■ ACTION ITEM: Every record needs to be set down again without a single difference.

—————

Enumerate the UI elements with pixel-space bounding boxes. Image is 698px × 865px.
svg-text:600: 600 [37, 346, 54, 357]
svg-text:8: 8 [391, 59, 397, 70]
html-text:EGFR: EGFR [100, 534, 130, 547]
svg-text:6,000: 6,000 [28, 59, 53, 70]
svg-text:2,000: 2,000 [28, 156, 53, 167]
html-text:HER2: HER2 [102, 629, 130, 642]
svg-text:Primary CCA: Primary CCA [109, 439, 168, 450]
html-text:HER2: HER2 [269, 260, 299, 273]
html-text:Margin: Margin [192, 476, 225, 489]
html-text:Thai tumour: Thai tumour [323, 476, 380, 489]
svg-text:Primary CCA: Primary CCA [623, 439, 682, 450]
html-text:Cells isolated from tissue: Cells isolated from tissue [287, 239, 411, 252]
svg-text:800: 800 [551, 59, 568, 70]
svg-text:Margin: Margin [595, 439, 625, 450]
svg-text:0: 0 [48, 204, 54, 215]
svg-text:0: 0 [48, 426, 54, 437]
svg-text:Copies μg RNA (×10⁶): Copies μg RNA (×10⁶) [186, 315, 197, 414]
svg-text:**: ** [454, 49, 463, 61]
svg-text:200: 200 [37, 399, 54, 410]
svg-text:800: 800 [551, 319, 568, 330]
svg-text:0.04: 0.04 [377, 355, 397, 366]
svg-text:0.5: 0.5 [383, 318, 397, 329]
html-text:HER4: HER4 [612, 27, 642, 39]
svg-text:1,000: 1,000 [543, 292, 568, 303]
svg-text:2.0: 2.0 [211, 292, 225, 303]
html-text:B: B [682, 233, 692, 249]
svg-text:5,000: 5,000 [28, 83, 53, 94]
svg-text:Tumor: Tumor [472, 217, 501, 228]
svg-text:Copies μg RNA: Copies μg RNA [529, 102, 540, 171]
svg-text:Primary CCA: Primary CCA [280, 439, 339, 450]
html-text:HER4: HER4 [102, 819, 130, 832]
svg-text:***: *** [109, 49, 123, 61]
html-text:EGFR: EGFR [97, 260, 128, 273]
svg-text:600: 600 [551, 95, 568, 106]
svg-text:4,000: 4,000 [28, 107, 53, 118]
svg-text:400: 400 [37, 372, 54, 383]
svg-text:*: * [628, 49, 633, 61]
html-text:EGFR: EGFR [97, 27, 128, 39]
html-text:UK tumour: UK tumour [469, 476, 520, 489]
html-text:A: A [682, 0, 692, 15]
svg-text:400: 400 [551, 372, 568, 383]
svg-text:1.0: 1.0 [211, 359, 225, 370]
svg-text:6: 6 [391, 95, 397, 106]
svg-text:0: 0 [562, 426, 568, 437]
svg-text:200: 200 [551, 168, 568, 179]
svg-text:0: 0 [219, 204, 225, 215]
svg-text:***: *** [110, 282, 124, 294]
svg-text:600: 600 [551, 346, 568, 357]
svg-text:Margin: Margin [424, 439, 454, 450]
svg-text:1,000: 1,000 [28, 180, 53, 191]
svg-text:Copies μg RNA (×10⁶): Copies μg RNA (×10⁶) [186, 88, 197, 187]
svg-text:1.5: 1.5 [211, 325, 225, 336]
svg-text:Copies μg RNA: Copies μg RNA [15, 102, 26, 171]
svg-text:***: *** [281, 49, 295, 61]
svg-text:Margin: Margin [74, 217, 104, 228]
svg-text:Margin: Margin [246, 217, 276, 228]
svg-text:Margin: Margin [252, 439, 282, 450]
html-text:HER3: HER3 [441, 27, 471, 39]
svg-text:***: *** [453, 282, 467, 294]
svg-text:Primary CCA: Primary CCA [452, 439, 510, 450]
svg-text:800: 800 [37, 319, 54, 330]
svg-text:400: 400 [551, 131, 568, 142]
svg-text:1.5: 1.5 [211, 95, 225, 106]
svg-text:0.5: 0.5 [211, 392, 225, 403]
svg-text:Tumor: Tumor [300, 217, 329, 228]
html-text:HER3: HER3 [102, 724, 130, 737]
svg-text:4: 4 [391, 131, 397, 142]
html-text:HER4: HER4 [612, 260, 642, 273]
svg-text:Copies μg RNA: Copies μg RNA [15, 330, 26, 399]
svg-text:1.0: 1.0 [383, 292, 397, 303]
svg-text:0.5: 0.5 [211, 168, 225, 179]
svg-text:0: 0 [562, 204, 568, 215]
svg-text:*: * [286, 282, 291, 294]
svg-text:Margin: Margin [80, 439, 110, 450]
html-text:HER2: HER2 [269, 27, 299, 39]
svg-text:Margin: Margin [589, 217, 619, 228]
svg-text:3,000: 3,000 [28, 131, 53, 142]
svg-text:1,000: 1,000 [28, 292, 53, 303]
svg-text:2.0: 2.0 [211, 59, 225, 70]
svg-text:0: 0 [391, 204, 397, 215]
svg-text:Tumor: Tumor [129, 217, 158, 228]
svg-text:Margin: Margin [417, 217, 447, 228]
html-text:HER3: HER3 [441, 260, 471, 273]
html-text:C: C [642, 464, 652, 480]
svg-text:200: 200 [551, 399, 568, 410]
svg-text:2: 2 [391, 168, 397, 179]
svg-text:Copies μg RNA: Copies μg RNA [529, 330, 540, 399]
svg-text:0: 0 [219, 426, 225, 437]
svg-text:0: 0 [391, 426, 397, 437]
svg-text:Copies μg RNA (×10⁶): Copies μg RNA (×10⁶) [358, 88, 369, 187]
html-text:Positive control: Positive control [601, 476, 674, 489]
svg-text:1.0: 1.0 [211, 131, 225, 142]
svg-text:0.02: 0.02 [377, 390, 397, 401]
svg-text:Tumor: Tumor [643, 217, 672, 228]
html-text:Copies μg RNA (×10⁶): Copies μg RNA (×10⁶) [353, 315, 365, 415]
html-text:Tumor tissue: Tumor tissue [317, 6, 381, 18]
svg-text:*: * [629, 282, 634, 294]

—————

■ OUTPUT:
Enumerate the UI elements with pixel-space bounding boxes. Image is 698px × 865px.
svg-text:600: 600 [37, 346, 54, 357]
svg-text:8: 8 [391, 59, 397, 70]
html-text:EGFR: EGFR [100, 534, 130, 547]
svg-text:6,000: 6,000 [28, 59, 53, 70]
svg-text:2,000: 2,000 [28, 156, 53, 167]
html-text:HER2: HER2 [102, 629, 130, 642]
svg-text:Primary CCA: Primary CCA [109, 439, 168, 450]
html-text:HER2: HER2 [269, 260, 299, 273]
html-text:Margin: Margin [192, 476, 225, 489]
html-text:Thai tumour: Thai tumour [323, 476, 380, 489]
svg-text:Primary CCA: Primary CCA [623, 439, 682, 450]
html-text:Cells isolated from tissue: Cells isolated from tissue [287, 239, 411, 252]
svg-text:800: 800 [551, 59, 568, 70]
svg-text:Margin: Margin [595, 439, 625, 450]
svg-text:0: 0 [48, 204, 54, 215]
svg-text:0: 0 [48, 426, 54, 437]
svg-text:Copies μg RNA (×10⁶): Copies μg RNA (×10⁶) [186, 315, 197, 414]
svg-text:**: ** [454, 49, 463, 61]
svg-text:200: 200 [37, 399, 54, 410]
svg-text:800: 800 [551, 319, 568, 330]
svg-text:0.04: 0.04 [377, 355, 397, 366]
svg-text:0.5: 0.5 [383, 318, 397, 329]
html-text:HER4: HER4 [612, 27, 642, 39]
svg-text:1,000: 1,000 [543, 292, 568, 303]
svg-text:2.0: 2.0 [211, 292, 225, 303]
html-text:B: B [682, 233, 692, 249]
svg-text:5,000: 5,000 [28, 83, 53, 94]
svg-text:Tumor: Tumor [472, 217, 501, 228]
svg-text:Copies μg RNA: Copies μg RNA [529, 102, 540, 171]
svg-text:Primary CCA: Primary CCA [280, 439, 339, 450]
html-text:HER4: HER4 [102, 819, 130, 832]
svg-text:***: *** [109, 49, 123, 61]
html-text:EGFR: EGFR [97, 260, 128, 273]
svg-text:600: 600 [551, 95, 568, 106]
svg-text:4,000: 4,000 [28, 107, 53, 118]
svg-text:400: 400 [37, 372, 54, 383]
svg-text:*: * [628, 49, 633, 61]
html-text:EGFR: EGFR [97, 27, 128, 39]
html-text:UK tumour: UK tumour [469, 476, 520, 489]
html-text:A: A [682, 0, 692, 15]
svg-text:400: 400 [551, 372, 568, 383]
svg-text:1.0: 1.0 [211, 359, 225, 370]
svg-text:6: 6 [391, 95, 397, 106]
svg-text:0: 0 [562, 426, 568, 437]
svg-text:200: 200 [551, 168, 568, 179]
svg-text:0: 0 [219, 204, 225, 215]
svg-text:***: *** [110, 282, 124, 294]
svg-text:600: 600 [551, 346, 568, 357]
svg-text:Margin: Margin [424, 439, 454, 450]
svg-text:1,000: 1,000 [28, 180, 53, 191]
svg-text:Copies μg RNA (×10⁶): Copies μg RNA (×10⁶) [186, 88, 197, 187]
svg-text:1.5: 1.5 [211, 325, 225, 336]
svg-text:Copies μg RNA: Copies μg RNA [15, 102, 26, 171]
svg-text:***: *** [281, 49, 295, 61]
svg-text:Margin: Margin [74, 217, 104, 228]
svg-text:Margin: Margin [246, 217, 276, 228]
svg-text:Margin: Margin [252, 439, 282, 450]
html-text:HER3: HER3 [441, 27, 471, 39]
svg-text:***: *** [453, 282, 467, 294]
svg-text:Primary CCA: Primary CCA [452, 439, 510, 450]
svg-text:800: 800 [37, 319, 54, 330]
svg-text:400: 400 [551, 131, 568, 142]
svg-text:1.5: 1.5 [211, 95, 225, 106]
svg-text:0.5: 0.5 [211, 392, 225, 403]
svg-text:Tumor: Tumor [300, 217, 329, 228]
html-text:HER3: HER3 [102, 724, 130, 737]
svg-text:4: 4 [391, 131, 397, 142]
html-text:HER4: HER4 [612, 260, 642, 273]
svg-text:Copies μg RNA: Copies μg RNA [15, 330, 26, 399]
svg-text:1.0: 1.0 [383, 292, 397, 303]
svg-text:0.5: 0.5 [211, 168, 225, 179]
svg-text:0: 0 [562, 204, 568, 215]
svg-text:*: * [286, 282, 291, 294]
svg-text:Margin: Margin [80, 439, 110, 450]
html-text:HER2: HER2 [269, 27, 299, 39]
svg-text:Margin: Margin [589, 217, 619, 228]
svg-text:3,000: 3,000 [28, 131, 53, 142]
svg-text:1,000: 1,000 [28, 292, 53, 303]
svg-text:2.0: 2.0 [211, 59, 225, 70]
svg-text:0: 0 [391, 204, 397, 215]
svg-text:Tumor: Tumor [129, 217, 158, 228]
svg-text:Margin: Margin [417, 217, 447, 228]
html-text:HER3: HER3 [441, 260, 471, 273]
html-text:C: C [642, 464, 652, 480]
svg-text:200: 200 [551, 399, 568, 410]
svg-text:2: 2 [391, 168, 397, 179]
svg-text:Copies μg RNA: Copies μg RNA [529, 330, 540, 399]
svg-text:0: 0 [219, 426, 225, 437]
svg-text:0: 0 [391, 426, 397, 437]
svg-text:Copies μg RNA (×10⁶): Copies μg RNA (×10⁶) [358, 88, 369, 187]
html-text:Positive control: Positive control [601, 476, 674, 489]
svg-text:1.0: 1.0 [211, 131, 225, 142]
svg-text:0.02: 0.02 [377, 390, 397, 401]
svg-text:Tumor: Tumor [643, 217, 672, 228]
html-text:Copies μg RNA (×10⁶): Copies μg RNA (×10⁶) [353, 315, 365, 415]
html-text:Tumor tissue: Tumor tissue [317, 6, 381, 18]
svg-text:*: * [629, 282, 634, 294]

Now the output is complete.